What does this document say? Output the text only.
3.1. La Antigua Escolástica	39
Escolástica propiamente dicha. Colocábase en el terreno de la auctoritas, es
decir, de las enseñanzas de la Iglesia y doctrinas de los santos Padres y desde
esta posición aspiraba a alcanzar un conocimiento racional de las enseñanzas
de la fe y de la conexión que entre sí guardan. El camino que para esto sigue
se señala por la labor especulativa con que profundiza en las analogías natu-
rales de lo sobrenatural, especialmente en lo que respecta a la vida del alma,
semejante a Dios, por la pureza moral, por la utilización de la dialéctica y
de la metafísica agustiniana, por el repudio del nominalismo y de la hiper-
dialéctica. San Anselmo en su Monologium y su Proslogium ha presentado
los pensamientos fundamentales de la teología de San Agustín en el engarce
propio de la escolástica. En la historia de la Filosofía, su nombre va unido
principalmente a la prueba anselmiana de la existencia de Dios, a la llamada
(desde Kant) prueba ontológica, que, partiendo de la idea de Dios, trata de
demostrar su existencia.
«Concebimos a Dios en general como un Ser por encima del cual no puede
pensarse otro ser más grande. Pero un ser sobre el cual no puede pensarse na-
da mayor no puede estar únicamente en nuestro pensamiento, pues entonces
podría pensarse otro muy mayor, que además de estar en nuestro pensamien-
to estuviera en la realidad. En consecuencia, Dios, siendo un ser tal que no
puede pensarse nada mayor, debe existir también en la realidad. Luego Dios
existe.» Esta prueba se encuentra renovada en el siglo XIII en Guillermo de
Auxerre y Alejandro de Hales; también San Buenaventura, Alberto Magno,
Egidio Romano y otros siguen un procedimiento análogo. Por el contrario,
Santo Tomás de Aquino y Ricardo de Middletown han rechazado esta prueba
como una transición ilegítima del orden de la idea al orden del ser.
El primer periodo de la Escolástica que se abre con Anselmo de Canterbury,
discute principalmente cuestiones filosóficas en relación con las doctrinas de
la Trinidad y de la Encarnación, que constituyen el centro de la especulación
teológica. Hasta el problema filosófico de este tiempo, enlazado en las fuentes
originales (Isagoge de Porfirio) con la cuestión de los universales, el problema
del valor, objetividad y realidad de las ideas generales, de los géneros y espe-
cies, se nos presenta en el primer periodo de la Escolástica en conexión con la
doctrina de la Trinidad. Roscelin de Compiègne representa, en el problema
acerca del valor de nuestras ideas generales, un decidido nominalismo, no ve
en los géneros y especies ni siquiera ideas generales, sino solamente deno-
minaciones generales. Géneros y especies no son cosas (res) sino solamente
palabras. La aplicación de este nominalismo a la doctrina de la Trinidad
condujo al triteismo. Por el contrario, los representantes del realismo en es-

============================================================

Required task →
The entries above must be returned in full, exactly as shown.

Full answer →
What does this document say? Output the text only.
3.1. La Antigua Escolástica	39
Escolástica propiamente dicha. Colocábase en el terreno de la auctoritas, es
decir, de las enseñanzas de la Iglesia y doctrinas de los santos Padres y desde
esta posición aspiraba a alcanzar un conocimiento racional de las enseñanzas
de la fe y de la conexión que entre sí guardan. El camino que para esto sigue
se señala por la labor especulativa con que profundiza en las analogías natu-
rales de lo sobrenatural, especialmente en lo que respecta a la vida del alma,
semejante a Dios, por la pureza moral, por la utilización de la dialéctica y
de la metafísica agustiniana, por el repudio del nominalismo y de la hiper-
dialéctica. San Anselmo en su Monologium y su Proslogium ha presentado
los pensamientos fundamentales de la teología de San Agustín en el engarce
propio de la escolástica. En la historia de la Filosofía, su nombre va unido
principalmente a la prueba anselmiana de la existencia de Dios, a la llamada
(desde Kant) prueba ontológica, que, partiendo de la idea de Dios, trata de
demostrar su existencia.
«Concebimos a Dios en general como un Ser por encima del cual no puede
pensarse otro ser más grande. Pero un ser sobre el cual no puede pensarse na-
da mayor no puede estar únicamente en nuestro pensamiento, pues entonces
podría pensarse otro muy mayor, que además de estar en nuestro pensamien-
to estuviera en la realidad. En consecuencia, Dios, siendo un ser tal que no
puede pensarse nada mayor, debe existir también en la realidad. Luego Dios
existe.» Esta prueba se encuentra renovada en el siglo XIII en Guillermo de
Auxerre y Alejandro de Hales; también San Buenaventura, Alberto Magno,
Egidio Romano y otros siguen un procedimiento análogo. Por el contrario,
Santo Tomás de Aquino y Ricardo de Middletown han rechazado esta prueba
como una transición ilegítima del orden de la idea al orden del ser.
El primer periodo de la Escolástica que se abre con Anselmo de Canterbury,
discute principalmente cuestiones filosóficas en relación con las doctrinas de
la Trinidad y de la Encarnación, que constituyen el centro de la especulación
teológica. Hasta el problema filosófico de este tiempo, enlazado en las fuentes
originales (Isagoge de Porfirio) con la cuestión de los universales, el problema
del valor, objetividad y realidad de las ideas generales, de los géneros y espe-
cies, se nos presenta en el primer periodo de la Escolástica en conexión con la
doctrina de la Trinidad. Roscelin de Compiègne representa, en el problema
acerca del valor de nuestras ideas generales, un decidido nominalismo, no ve
en los géneros y especies ni siquiera ideas generales, sino solamente deno-
minaciones generales. Géneros y especies no son cosas (res) sino solamente
palabras. La aplicación de este nominalismo a la doctrina de la Trinidad
condujo al triteismo. Por el contrario, los representantes del realismo en es-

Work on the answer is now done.